Transcribe every line of the records verbatim.

[Records from a data source]

* * * *

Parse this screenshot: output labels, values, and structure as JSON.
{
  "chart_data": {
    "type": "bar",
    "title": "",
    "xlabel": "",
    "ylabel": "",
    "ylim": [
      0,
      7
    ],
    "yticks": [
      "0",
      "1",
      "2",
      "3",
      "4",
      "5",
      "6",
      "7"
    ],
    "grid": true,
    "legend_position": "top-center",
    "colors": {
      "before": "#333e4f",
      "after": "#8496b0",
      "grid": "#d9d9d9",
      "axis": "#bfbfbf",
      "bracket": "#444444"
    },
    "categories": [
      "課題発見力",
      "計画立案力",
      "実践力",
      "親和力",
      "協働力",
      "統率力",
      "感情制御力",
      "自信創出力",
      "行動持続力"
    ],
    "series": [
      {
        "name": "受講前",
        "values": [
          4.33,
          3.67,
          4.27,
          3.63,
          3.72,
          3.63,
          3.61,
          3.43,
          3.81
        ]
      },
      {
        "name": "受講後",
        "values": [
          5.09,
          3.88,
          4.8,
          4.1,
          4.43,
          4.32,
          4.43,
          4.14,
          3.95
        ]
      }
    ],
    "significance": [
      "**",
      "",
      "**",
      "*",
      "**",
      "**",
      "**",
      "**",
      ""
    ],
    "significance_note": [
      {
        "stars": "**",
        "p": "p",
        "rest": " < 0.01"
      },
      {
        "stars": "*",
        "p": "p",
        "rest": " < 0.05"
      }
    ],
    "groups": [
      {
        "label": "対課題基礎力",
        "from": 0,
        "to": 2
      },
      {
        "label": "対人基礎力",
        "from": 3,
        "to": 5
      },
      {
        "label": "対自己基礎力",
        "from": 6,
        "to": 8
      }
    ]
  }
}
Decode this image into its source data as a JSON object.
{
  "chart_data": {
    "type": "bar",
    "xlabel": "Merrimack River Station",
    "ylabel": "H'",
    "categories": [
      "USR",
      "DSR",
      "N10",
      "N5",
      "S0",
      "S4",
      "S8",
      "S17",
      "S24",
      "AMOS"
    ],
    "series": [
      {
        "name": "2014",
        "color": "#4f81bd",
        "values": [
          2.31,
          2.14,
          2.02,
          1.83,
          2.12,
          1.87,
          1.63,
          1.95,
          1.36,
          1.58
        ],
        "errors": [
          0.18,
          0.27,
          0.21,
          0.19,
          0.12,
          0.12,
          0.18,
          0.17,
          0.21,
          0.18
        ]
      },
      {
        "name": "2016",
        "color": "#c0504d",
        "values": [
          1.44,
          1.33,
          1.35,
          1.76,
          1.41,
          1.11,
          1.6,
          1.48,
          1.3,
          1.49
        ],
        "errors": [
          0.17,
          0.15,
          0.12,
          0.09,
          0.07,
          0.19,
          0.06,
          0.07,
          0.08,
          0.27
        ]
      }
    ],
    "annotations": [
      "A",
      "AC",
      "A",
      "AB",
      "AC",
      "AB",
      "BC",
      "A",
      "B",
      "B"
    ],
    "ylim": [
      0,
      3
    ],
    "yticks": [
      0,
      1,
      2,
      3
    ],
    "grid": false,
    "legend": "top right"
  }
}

* * * *

* _EXERCISE SOLUTION_:
Parse this screenshot: output labels, values, and structure as JSON.
{
  "chart_data": {
    "type": "bar",
    "title": "",
    "xlabel": "",
    "ylabel": "",
    "ylim": [
      0,
      7
    ],
    "yticks": [
      "0",
      "1",
      "2",
      "3",
      "4",
      "5",
      "6",
      "7"
    ],
    "grid": true,
    "legend_position": "top-center",
    "colors": {
      "before": "#333e4f",
      "after": "#8496b0",
      "grid": "#d9d9d9",
      "axis": "#bfbfbf",
      "bracket": "#444444"
    },
    "categories": [
      "課題発見力",
      "計画立案力",
      "実践力",
      "親和力",
      "協働力",
      "統率力",
      "感情制御力",
      "自信創出力",
      "行動持続力"
    ],
    "series": [
      {
        "name": "受講前",
        "values": [
          4.33,
          3.67,
          4.27,
          3.63,
          3.72,
          3.63,
          3.61,
          3.43,
          3.81
        ]
      },
      {
        "name": "受講後",
        "values": [
          5.09,
          3.88,
          4.8,
          4.1,
          4.43,
          4.32,
          4.43,
          4.14,
          3.95
        ]
      }
    ],
    "significance": [
      "**",
      "",
      "**",
      "*",
      "**",
      "**",
      "**",
      "**",
      ""
    ],
    "significance_note": [
      {
        "stars": "**",
        "p": "p",
        "rest": " < 0.01"
      },
      {
        "stars": "*",
        "p": "p",
        "rest": " < 0.05"
      }
    ],
    "groups": [
      {
        "label": "対課題基礎力",
        "from": 0,
        "to": 2
      },
      {
        "label": "対人基礎力",
        "from": 3,
        "to": 5
      },
      {
        "label": "対自己基礎力",
        "from": 6,
        "to": 8
      }
    ]
  }
}
Decode this image into its source data as a JSON object.
{
  "chart_data": {
    "type": "bar",
    "xlabel": "Merrimack River Station",
    "ylabel": "H'",
    "categories": [
      "USR",
      "DSR",
      "N10",
      "N5",
      "S0",
      "S4",
      "S8",
      "S17",
      "S24",
      "AMOS"
    ],
    "series": [
      {
        "name": "2014",
        "color": "#4f81bd",
        "values": [
          2.31,
          2.14,
          2.02,
          1.83,
          2.12,
          1.87,
          1.63,
          1.95,
          1.36,
          1.58
        ],
        "errors": [
          0.18,
          0.27,
          0.21,
          0.19,
          0.12,
          0.12,
          0.18,
          0.17,
          0.21,
          0.18
        ]
      },
      {
        "name": "2016",
        "color": "#c0504d",
        "values": [
          1.44,
          1.33,
          1.35,
          1.76,
          1.41,
          1.11,
          1.6,
          1.48,
          1.3,
          1.49
        ],
        "errors": [
          0.17,
          0.15,
          0.12,
          0.09,
          0.07,
          0.19,
          0.06,
          0.07,
          0.08,
          0.27
        ]
      }
    ],
    "annotations": [
      "A",
      "AC",
      "A",
      "AB",
      "AC",
      "AB",
      "BC",
      "A",
      "B",
      "B"
    ],
    "ylim": [
      0,
      3
    ],
    "yticks": [
      0,
      1,
      2,
      3
    ],
    "grid": false,
    "legend": "top right"
  }
}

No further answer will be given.